Gather up all lines that carry the word "Недостатня".

** Begin Available data **

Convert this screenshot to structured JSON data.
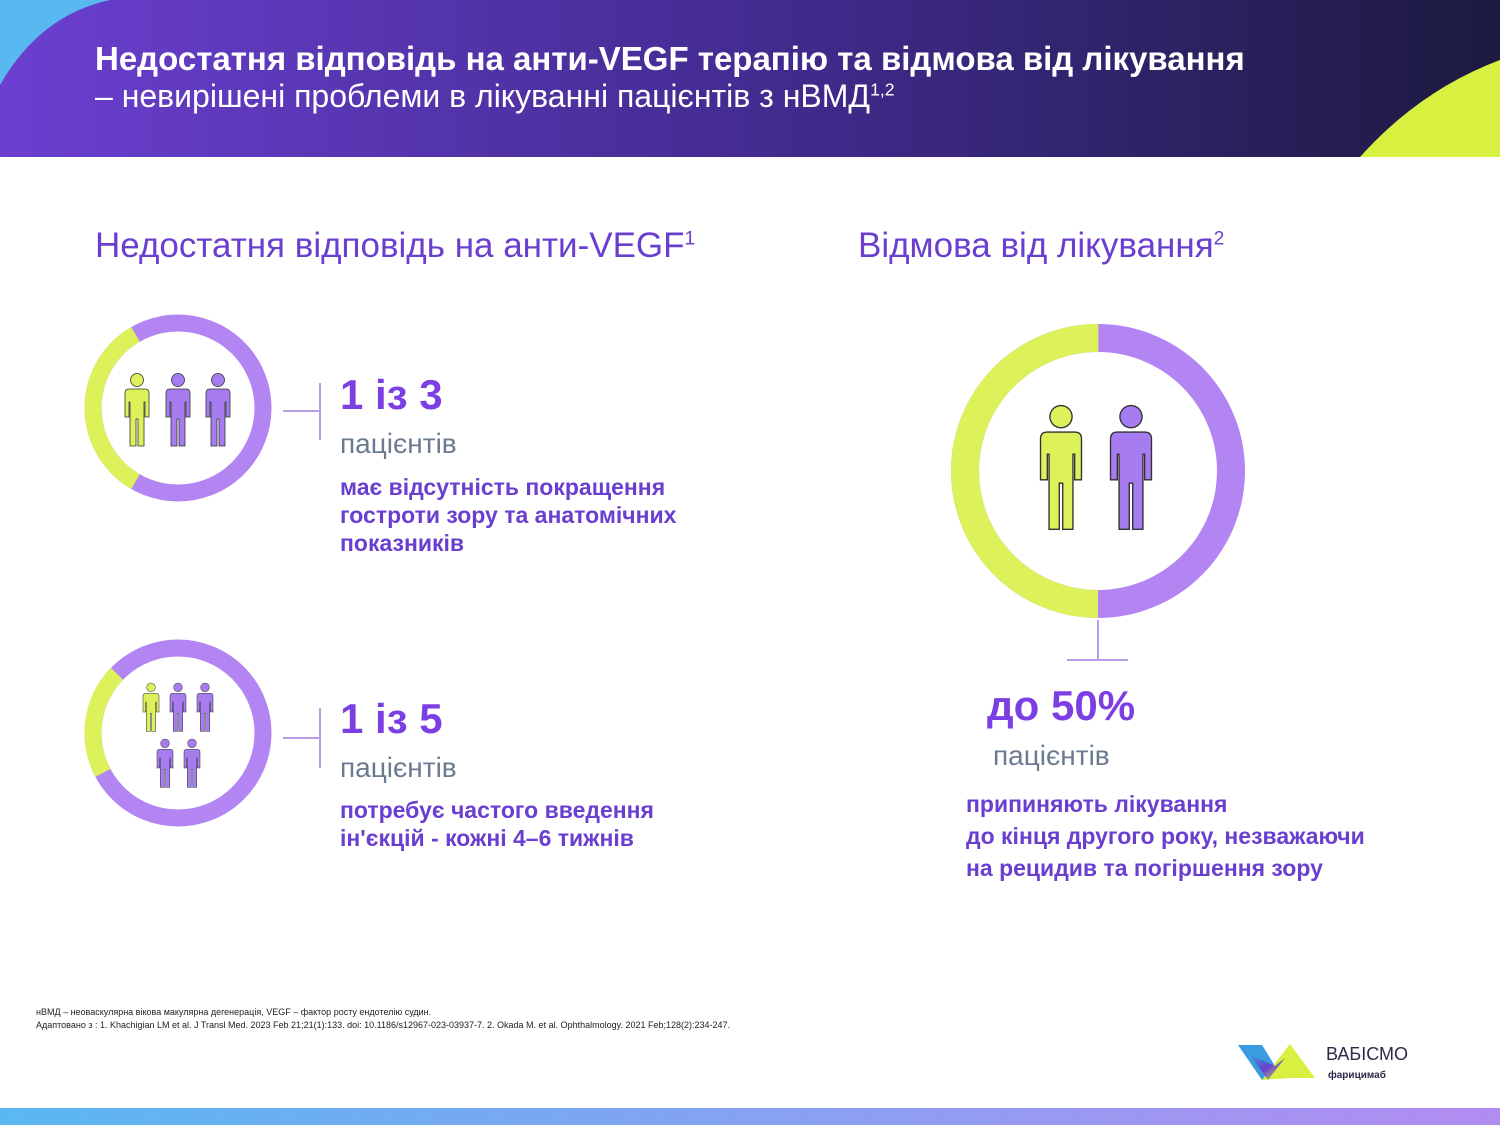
{
  "header": {
    "title": "Недостатня відповідь на анти-VEGF терапію та відмова від лікування",
    "subtitle": "– невирішені проблеми в лікуванні пацієнтів з нВМД",
    "subtitle_sup": "1,2"
  },
  "left": {
    "heading": "Недостатня відповідь на анти-VEGF",
    "heading_sup": "1",
    "stats": [
      {
        "value": "1 із 3",
        "unit": "пацієнтів",
        "description": [
          "має відсутність покращення",
          "гостроти зору та анатомічних",
          "показників"
        ]
      },
      {
        "value": "1 із 5",
        "unit": "пацієнтів",
        "description": [
          "потребує частого введення",
          "ін'єкцій - кожні 4–6 тижнів"
        ]
      }
    ]
  },
  "right": {
    "heading": "Відмова від лікування",
    "heading_sup": "2",
    "stat": {
      "value": "до 50%",
      "unit": "пацієнтів",
      "description": [
        "припиняють лікування",
        "до кінця другого року, незважаючи",
        "на рецидив та погіршення зору"
      ]
    }
  },
  "footnotes": [
    "нВМД – неоваскулярна вікова макулярна дегенерація, VEGF – фактор росту ендотелію судин.",
    "Адаптовано з : 1. Khachigian LM et al. J Transl Med. 2023 Feb 21;21(1):133. doi: 10.1186/s12967-023-03937-7. 2. Okada M. et al. Ophthalmology. 2021 Feb;128(2):234-247."
  ],
  "logo": {
    "name": "ВАБІСМО",
    "subtitle": "фарицимаб"
  }
}
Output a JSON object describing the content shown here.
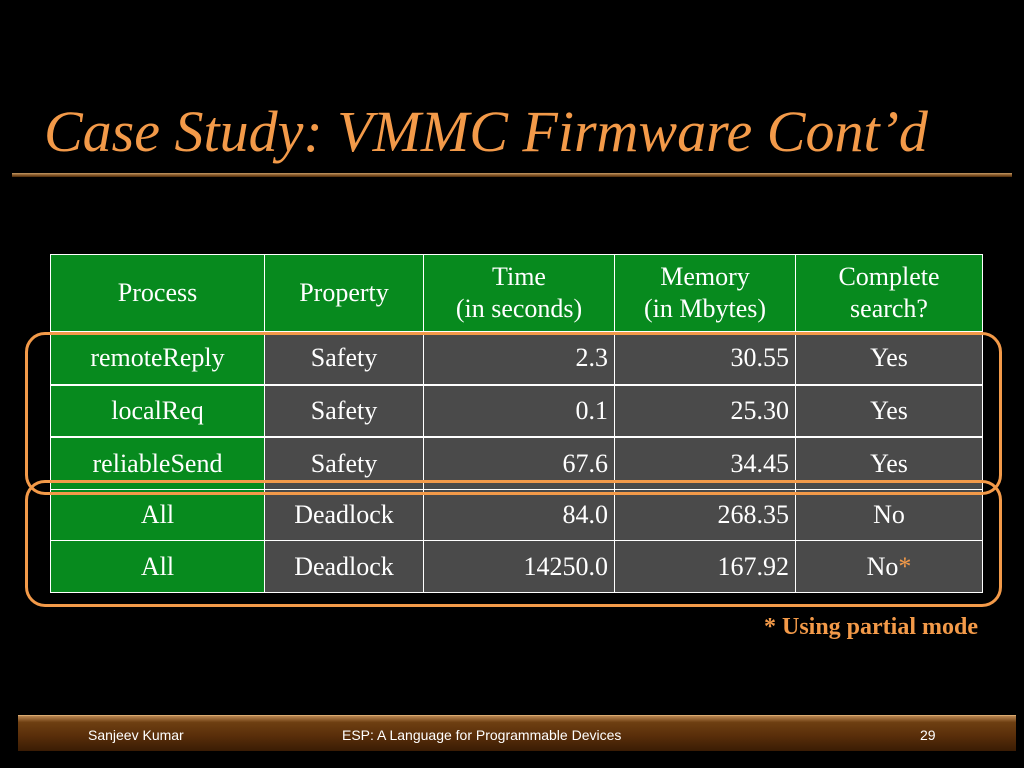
{
  "slide": {
    "title": "Case Study: VMMC Firmware Cont’d"
  },
  "table": {
    "headers": [
      {
        "line1": "Process",
        "line2": ""
      },
      {
        "line1": "Property",
        "line2": ""
      },
      {
        "line1": "Time",
        "line2": "(in seconds)"
      },
      {
        "line1": "Memory",
        "line2": "(in Mbytes)"
      },
      {
        "line1": "Complete",
        "line2": "search?"
      }
    ],
    "rows": [
      {
        "process": "remoteReply",
        "property": "Safety",
        "time": "2.3",
        "memory": "30.55",
        "complete": "Yes",
        "mark": ""
      },
      {
        "process": "localReq",
        "property": "Safety",
        "time": "0.1",
        "memory": "25.30",
        "complete": "Yes",
        "mark": ""
      },
      {
        "process": "reliableSend",
        "property": "Safety",
        "time": "67.6",
        "memory": "34.45",
        "complete": "Yes",
        "mark": ""
      },
      {
        "process": "All",
        "property": "Deadlock",
        "time": "84.0",
        "memory": "268.35",
        "complete": "No",
        "mark": ""
      },
      {
        "process": "All",
        "property": "Deadlock",
        "time": "14250.0",
        "memory": "167.92",
        "complete": "No",
        "mark": "*"
      }
    ]
  },
  "footnote": "* Using partial mode",
  "footer": {
    "author": "Sanjeev Kumar",
    "course": "ESP: A Language for Programmable Devices",
    "page": "29"
  },
  "colors": {
    "accent": "#F39A49",
    "header_green": "#078A1E",
    "cell_gray": "#4a4a4a",
    "background": "#000000"
  }
}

** End Available data **

■ **Answer for this exercise**
    "title": "Недостатня відповідь на анти-VEGF терапію та відмова від лікування",
    "heading": "Недостатня відповідь на анти-VEGF",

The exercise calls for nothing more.